AIM → Repeat each entry in full, exactly.
— start of MATERIAL PROVIDED —
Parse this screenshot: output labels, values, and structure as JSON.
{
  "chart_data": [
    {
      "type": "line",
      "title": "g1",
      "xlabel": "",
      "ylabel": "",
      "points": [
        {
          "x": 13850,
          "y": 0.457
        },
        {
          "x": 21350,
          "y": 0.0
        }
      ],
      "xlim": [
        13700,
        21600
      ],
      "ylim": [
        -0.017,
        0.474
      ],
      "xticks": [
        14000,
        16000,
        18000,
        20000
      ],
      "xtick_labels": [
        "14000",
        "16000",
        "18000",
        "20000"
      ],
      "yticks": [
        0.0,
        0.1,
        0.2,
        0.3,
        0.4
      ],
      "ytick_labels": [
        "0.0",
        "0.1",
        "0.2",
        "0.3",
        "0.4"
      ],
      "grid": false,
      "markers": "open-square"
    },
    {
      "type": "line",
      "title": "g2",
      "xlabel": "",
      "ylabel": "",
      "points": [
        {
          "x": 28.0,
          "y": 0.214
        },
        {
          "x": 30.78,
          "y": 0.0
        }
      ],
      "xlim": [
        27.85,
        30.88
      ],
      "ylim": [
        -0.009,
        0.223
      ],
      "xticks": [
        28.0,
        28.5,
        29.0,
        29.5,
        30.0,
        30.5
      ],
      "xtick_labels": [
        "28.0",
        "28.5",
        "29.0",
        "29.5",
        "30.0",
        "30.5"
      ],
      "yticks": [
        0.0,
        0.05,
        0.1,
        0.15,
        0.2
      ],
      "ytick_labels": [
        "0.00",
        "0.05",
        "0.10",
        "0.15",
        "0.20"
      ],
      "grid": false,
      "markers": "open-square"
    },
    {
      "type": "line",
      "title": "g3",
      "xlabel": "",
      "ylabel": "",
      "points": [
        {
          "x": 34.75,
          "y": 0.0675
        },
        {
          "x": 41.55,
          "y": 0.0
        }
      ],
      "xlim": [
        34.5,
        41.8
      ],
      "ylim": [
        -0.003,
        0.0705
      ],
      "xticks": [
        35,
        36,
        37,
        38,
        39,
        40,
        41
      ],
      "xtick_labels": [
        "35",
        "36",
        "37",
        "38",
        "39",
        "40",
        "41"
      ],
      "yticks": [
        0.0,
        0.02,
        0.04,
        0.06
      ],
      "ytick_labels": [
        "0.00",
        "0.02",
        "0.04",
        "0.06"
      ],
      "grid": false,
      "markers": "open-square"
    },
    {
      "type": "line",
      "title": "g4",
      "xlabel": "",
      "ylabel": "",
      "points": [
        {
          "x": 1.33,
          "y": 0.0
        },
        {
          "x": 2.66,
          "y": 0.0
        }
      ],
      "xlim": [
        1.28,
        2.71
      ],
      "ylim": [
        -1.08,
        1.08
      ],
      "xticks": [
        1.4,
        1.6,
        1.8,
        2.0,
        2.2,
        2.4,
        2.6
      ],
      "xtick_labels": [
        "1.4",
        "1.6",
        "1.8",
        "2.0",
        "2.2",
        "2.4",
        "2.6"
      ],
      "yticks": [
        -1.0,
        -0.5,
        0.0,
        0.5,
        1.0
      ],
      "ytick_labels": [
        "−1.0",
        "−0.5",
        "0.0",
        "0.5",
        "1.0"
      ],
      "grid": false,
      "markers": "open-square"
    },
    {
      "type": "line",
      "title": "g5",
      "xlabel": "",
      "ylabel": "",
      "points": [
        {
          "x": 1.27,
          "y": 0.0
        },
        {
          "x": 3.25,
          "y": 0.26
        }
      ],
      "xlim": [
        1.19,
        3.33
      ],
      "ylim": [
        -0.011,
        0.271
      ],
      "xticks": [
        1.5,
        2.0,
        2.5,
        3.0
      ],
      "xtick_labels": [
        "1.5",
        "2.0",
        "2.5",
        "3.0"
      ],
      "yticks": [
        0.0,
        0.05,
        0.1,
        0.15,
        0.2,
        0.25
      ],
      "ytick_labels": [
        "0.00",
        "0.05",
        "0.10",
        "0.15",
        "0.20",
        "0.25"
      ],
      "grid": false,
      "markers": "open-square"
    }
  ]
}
— end of MATERIAL PROVIDED —
CORRECT RESPONSE →
Parse this screenshot: output labels, values, and structure as JSON.
{
  "chart_data": [
    {
      "type": "line",
      "title": "g1",
      "xlabel": "",
      "ylabel": "",
      "points": [
        {
          "x": 13850,
          "y": 0.457
        },
        {
          "x": 21350,
          "y": 0.0
        }
      ],
      "xlim": [
        13700,
        21600
      ],
      "ylim": [
        -0.017,
        0.474
      ],
      "xticks": [
        14000,
        16000,
        18000,
        20000
      ],
      "xtick_labels": [
        "14000",
        "16000",
        "18000",
        "20000"
      ],
      "yticks": [
        0.0,
        0.1,
        0.2,
        0.3,
        0.4
      ],
      "ytick_labels": [
        "0.0",
        "0.1",
        "0.2",
        "0.3",
        "0.4"
      ],
      "grid": false,
      "markers": "open-square"
    },
    {
      "type": "line",
      "title": "g2",
      "xlabel": "",
      "ylabel": "",
      "points": [
        {
          "x": 28.0,
          "y": 0.214
        },
        {
          "x": 30.78,
          "y": 0.0
        }
      ],
      "xlim": [
        27.85,
        30.88
      ],
      "ylim": [
        -0.009,
        0.223
      ],
      "xticks": [
        28.0,
        28.5,
        29.0,
        29.5,
        30.0,
        30.5
      ],
      "xtick_labels": [
        "28.0",
        "28.5",
        "29.0",
        "29.5",
        "30.0",
        "30.5"
      ],
      "yticks": [
        0.0,
        0.05,
        0.1,
        0.15,
        0.2
      ],
      "ytick_labels": [
        "0.00",
        "0.05",
        "0.10",
        "0.15",
        "0.20"
      ],
      "grid": false,
      "markers": "open-square"
    },
    {
      "type": "line",
      "title": "g3",
      "xlabel": "",
      "ylabel": "",
      "points": [
        {
          "x": 34.75,
          "y": 0.0675
        },
        {
          "x": 41.55,
          "y": 0.0
        }
      ],
      "xlim": [
        34.5,
        41.8
      ],
      "ylim": [
        -0.003,
        0.0705
      ],
      "xticks": [
        35,
        36,
        37,
        38,
        39,
        40,
        41
      ],
      "xtick_labels": [
        "35",
        "36",
        "37",
        "38",
        "39",
        "40",
        "41"
      ],
      "yticks": [
        0.0,
        0.02,
        0.04,
        0.06
      ],
      "ytick_labels": [
        "0.00",
        "0.02",
        "0.04",
        "0.06"
      ],
      "grid": false,
      "markers": "open-square"
    },
    {
      "type": "line",
      "title": "g4",
      "xlabel": "",
      "ylabel": "",
      "points": [
        {
          "x": 1.33,
          "y": 0.0
        },
        {
          "x": 2.66,
          "y": 0.0
        }
      ],
      "xlim": [
        1.28,
        2.71
      ],
      "ylim": [
        -1.08,
        1.08
      ],
      "xticks": [
        1.4,
        1.6,
        1.8,
        2.0,
        2.2,
        2.4,
        2.6
      ],
      "xtick_labels": [
        "1.4",
        "1.6",
        "1.8",
        "2.0",
        "2.2",
        "2.4",
        "2.6"
      ],
      "yticks": [
        -1.0,
        -0.5,
        0.0,
        0.5,
        1.0
      ],
      "ytick_labels": [
        "−1.0",
        "−0.5",
        "0.0",
        "0.5",
        "1.0"
      ],
      "grid": false,
      "markers": "open-square"
    },
    {
      "type": "line",
      "title": "g5",
      "xlabel": "",
      "ylabel": "",
      "points": [
        {
          "x": 1.27,
          "y": 0.0
        },
        {
          "x": 3.25,
          "y": 0.26
        }
      ],
      "xlim": [
        1.19,
        3.33
      ],
      "ylim": [
        -0.011,
        0.271
      ],
      "xticks": [
        1.5,
        2.0,
        2.5,
        3.0
      ],
      "xtick_labels": [
        "1.5",
        "2.0",
        "2.5",
        "3.0"
      ],
      "yticks": [
        0.0,
        0.05,
        0.1,
        0.15,
        0.2,
        0.25
      ],
      "ytick_labels": [
        "0.00",
        "0.05",
        "0.10",
        "0.15",
        "0.20",
        "0.25"
      ],
      "grid": false,
      "markers": "open-square"
    }
  ]
}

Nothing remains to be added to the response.